A detailed survey traces the development, character, and decline of London’s eighteenth-century pleasure gardens, offering descriptive notices of over sixty venues. Arranged by neighbourhood, the work records origins, proprietors, physical layouts, entertainments, and the social atmosphere of each resort, with attention to music, illuminations, rotundas, tea-houses, and seasonal amusements. Entries are supported by illustrations, plans, contemporary advertisements and newspaper extracts, and by annotated notes and references; a collaborating contributor supplies several of the shorter garden accounts.

THE ASSEMBLY HOUSE, KENTISH TOWN

The Assembly House was in existence in 1725[133] or earlier, and consisted of a large inn, partly built of wood, with a Long Room on the south, entered from outside by a covered staircase. This room for many years continued to be used for dancing by the élite of the neighbourhood.

By about 1776 the village of Kentish Town had become a somewhat populous place, and in the summer-time was much resorted to by Londoners, who took lodgings there, or made brief excursions thither. In 1788 the Assembly House was taken by a Mr. Thomas Wood, who specially advertised his trap-ball and skittle-ground, pleasant summer-house, and extensive garden.

Records of where elements appear on the page
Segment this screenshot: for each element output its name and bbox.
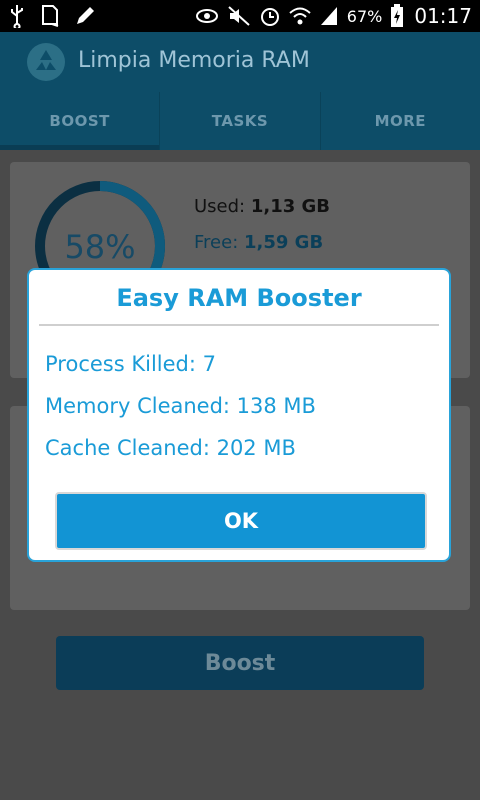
eye-icon <box>195 7 219 25</box>
memory-cleaned-text: Memory Cleaned: 138 MB <box>45 394 316 418</box>
ok-button[interactable]: OK <box>55 492 427 550</box>
dialog-title: Easy RAM Booster <box>116 284 362 312</box>
mute-icon <box>227 5 251 27</box>
dialog-divider <box>39 324 439 326</box>
app-title: Limpia Memoria RAM <box>78 48 310 73</box>
battery-charging-icon <box>390 4 404 28</box>
memory-percent: 58% <box>64 228 136 266</box>
used-value: 1,13 GB <box>250 196 331 217</box>
free-label: Free: <box>194 232 239 253</box>
wifi-icon <box>289 5 311 27</box>
cache-cleaned-text: Cache Cleaned: 202 MB <box>45 436 296 460</box>
free-memory: Free: 1,59 GB <box>194 232 323 253</box>
process-killed-text: Process Killed: 7 <box>45 352 216 376</box>
usb-icon <box>8 4 26 28</box>
sd-card-icon <box>40 4 60 28</box>
tab-tasks[interactable]: TASKS <box>160 92 321 150</box>
result-dialog: Easy RAM Booster Process Killed: 7 Memor… <box>27 268 451 562</box>
used-memory: Used: 1,13 GB <box>194 196 330 217</box>
clock: 01:17 <box>414 4 472 28</box>
tab-more[interactable]: MORE <box>321 92 480 150</box>
boost-button[interactable]: Boost <box>56 636 424 690</box>
system-indicators: 67% 01:17 <box>195 4 472 28</box>
status-bar: 67% 01:17 <box>0 0 480 32</box>
free-value: 1,59 GB <box>244 232 324 253</box>
battery-percent: 67% <box>346 6 383 26</box>
edit-icon <box>74 4 96 28</box>
tab-bar: BOOST TASKS MORE <box>0 92 480 150</box>
app-bar: Limpia Memoria RAM <box>0 32 480 92</box>
alarm-icon <box>259 5 281 27</box>
notification-icons <box>8 4 96 28</box>
tab-boost[interactable]: BOOST <box>0 92 161 150</box>
used-label: Used: <box>194 196 246 217</box>
signal-icon <box>319 5 339 27</box>
recycle-icon <box>26 42 66 82</box>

WHAT TO WORK ON:
• 1. Reproduce the text of the pleasure-gardens extract verbatim, starting at "The Assembly House was in" and ending at "and extensive garden.".
• 2. According to the pleasure-gardens extract, who took the Assembly House in 1788?

EXPECTED OUTPUTS:
• 1.
The Assembly House was in existence in 1725[133] or earlier, and consisted of a large inn, partly built of wood, with a Long Room on the south, entered from outside by a covered staircase. This room for many years continued to be used for dancing by the élite of the neighbourhood.

By about 1776 the village of Kentish Town had become a somewhat populous place, and in the summer-time was much resorted to by Londoners, who took lodgings there, or made brief excursions thither. In 1788 the Assembly House was taken by a Mr. Thomas Wood, who specially advertised his trap-ball and skittle-ground, pleasant summer-house, and extensive garden.

• 2. Mr. Thomas Wood